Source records

###

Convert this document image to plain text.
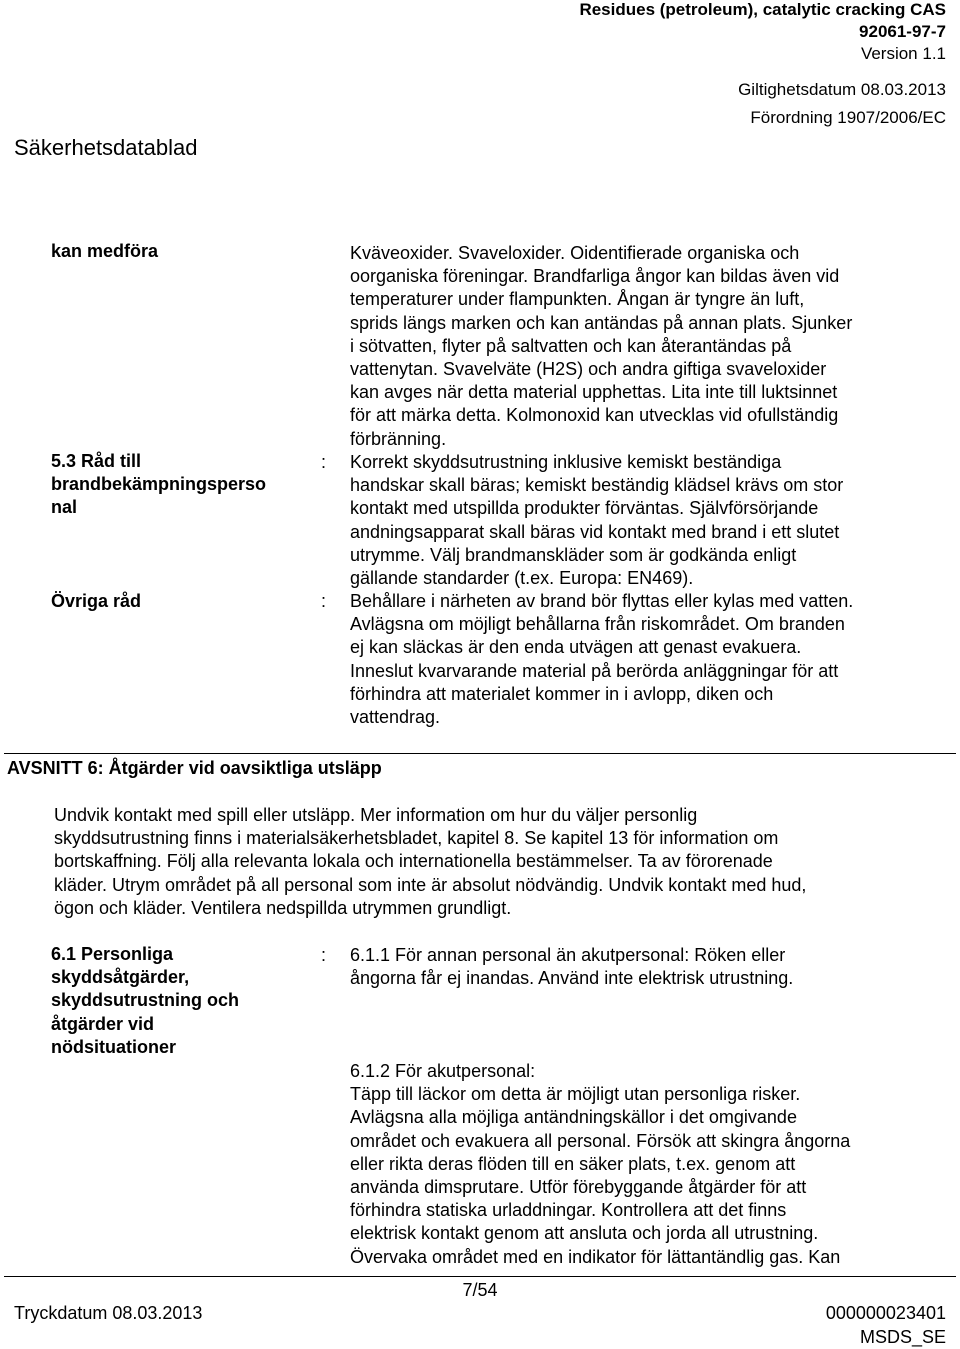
Residues (petroleum), catalytic cracking CAS
92061-97-7
Version 1.1
Giltighetsdatum 08.03.2013
Säkerhetsdatablad
Förordning 1907/2006/EC
kan medföra	Kväveoxider. Svaveloxider. Oidentifierade organiska och
oorganiska föreningar. Brandfarliga ångor kan bildas även vid
temperaturer under flampunkten. Ångan är tyngre än luft,
sprids längs marken och kan antändas på annan plats. Sjunker
i sötvatten, flyter på saltvatten och kan återantändas på
vattenytan. Svavelväte (H2S) och andra giftiga svaveloxider
kan avges när detta material upphettas. Lita inte till luktsinnet
för att märka detta. Kolmonoxid kan utvecklas vid ofullständig
förbränning.
5.3 Råd till
brandbekämpningsperso
nal
: Korrekt skyddsutrustning inklusive kemiskt beständiga
handskar skall bäras; kemiskt beständig klädsel krävs om stor
kontakt med utspillda produkter förväntas. Självförsörjande
andningsapparat skall bäras vid kontakt med brand i ett slutet
utrymme. Välj brandmanskläder som är godkända enligt
gällande standarder (t.ex. Europa: EN469).
Övriga råd	: Behållare i närheten av brand bör flyttas eller kylas med vatten.
Avlägsna om möjligt behållarna från riskområdet. Om branden
ej kan släckas är den enda utvägen att genast evakuera.
Inneslut kvarvarande material på berörda anläggningar för att
förhindra att materialet kommer in i avlopp, diken och
vattendrag.
AVSNITT 6: Åtgärder vid oavsiktliga utsläpp
Undvik kontakt med spill eller utsläpp. Mer information om hur du väljer personlig
skyddsutrustning finns i materialsäkerhetsbladet, kapitel 8. Se kapitel 13 för information om
bortskaffning. Följ alla relevanta lokala och internationella bestämmelser. Ta av förorenade
kläder. Utrym området på all personal som inte är absolut nödvändig. Undvik kontakt med hud,
ögon och kläder. Ventilera nedspillda utrymmen grundligt.
6.1 Personliga
skyddsåtgärder,
skyddsutrustning och
åtgärder vid
nödsituationer
: 6.1.1 För annan personal än akutpersonal: Röken eller
ångorna får ej inandas. Använd inte elektrisk utrustning.
6.1.2 För akutpersonal:
Täpp till läckor om detta är möjligt utan personliga risker.
Avlägsna alla möjliga antändningskällor i det omgivande
området och evakuera all personal. Försök att skingra ångorna
eller rikta deras flöden till en säker plats, t.ex. genom att
använda dimsprutare. Utför förebyggande åtgärder för att
förhindra statiska urladdningar. Kontrollera att det finns
elektrisk kontakt genom att ansluta och jorda all utrustning.
Övervaka området med en indikator för lättantändlig gas. Kan
7/54
Tryckdatum 08.03.2013	000000023401
MSDS_SE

###

Task requirements:
Work out how many lines of the records contain "till", and reply with the number alone.

Task solution:
4